▸ **STATED PROBLEM**: Each line containing the word "which" should be found and copied.

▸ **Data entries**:
━━━━━━━━━━━━━━━━
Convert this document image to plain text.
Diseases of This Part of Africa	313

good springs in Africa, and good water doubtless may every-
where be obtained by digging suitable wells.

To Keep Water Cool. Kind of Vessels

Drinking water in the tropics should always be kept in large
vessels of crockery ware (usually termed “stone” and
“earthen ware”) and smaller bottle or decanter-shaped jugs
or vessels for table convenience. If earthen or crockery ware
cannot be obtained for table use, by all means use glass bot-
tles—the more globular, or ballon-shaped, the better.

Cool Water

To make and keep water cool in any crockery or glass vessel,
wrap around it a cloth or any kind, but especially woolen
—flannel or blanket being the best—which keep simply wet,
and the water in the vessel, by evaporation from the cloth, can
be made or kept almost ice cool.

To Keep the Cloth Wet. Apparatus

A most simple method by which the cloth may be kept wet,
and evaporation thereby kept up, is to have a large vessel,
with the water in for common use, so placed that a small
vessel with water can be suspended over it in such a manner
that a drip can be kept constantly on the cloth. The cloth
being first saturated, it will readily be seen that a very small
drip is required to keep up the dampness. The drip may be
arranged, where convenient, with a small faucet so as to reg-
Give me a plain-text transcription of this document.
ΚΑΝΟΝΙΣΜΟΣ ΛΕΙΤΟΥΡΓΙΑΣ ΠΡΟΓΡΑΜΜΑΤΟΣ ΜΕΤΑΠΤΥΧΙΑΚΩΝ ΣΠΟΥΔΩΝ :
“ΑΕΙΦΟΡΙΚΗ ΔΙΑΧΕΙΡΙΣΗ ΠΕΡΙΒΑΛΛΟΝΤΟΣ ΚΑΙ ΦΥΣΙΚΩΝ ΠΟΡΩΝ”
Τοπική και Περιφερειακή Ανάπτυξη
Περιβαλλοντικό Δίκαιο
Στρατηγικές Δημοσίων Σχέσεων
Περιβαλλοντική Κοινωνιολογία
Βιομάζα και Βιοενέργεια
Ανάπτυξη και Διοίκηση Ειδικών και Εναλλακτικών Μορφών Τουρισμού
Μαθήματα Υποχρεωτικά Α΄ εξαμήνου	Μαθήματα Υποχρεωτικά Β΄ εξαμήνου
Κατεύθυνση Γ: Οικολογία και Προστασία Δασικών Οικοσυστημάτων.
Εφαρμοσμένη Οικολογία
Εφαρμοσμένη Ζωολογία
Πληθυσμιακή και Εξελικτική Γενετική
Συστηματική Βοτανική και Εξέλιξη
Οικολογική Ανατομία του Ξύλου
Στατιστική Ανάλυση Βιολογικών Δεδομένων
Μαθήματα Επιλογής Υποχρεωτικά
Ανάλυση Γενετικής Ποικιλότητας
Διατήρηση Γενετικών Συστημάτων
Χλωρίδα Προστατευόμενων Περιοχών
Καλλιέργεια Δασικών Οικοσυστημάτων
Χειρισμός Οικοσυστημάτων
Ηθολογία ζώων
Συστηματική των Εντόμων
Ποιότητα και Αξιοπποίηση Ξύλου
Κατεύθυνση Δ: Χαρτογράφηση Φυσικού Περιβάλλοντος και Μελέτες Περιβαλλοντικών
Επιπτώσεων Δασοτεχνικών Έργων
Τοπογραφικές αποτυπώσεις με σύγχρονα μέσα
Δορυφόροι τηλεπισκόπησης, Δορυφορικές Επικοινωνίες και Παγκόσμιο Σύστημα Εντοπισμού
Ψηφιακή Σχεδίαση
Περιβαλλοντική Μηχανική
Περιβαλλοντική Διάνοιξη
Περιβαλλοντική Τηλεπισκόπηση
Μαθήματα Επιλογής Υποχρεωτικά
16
━━━━━━━━━━━━━━━━
▸ **OUTPUT**:
—flannel or blanket being the best—which keep simply wet,
A most simple method by which the cloth may be kept wet,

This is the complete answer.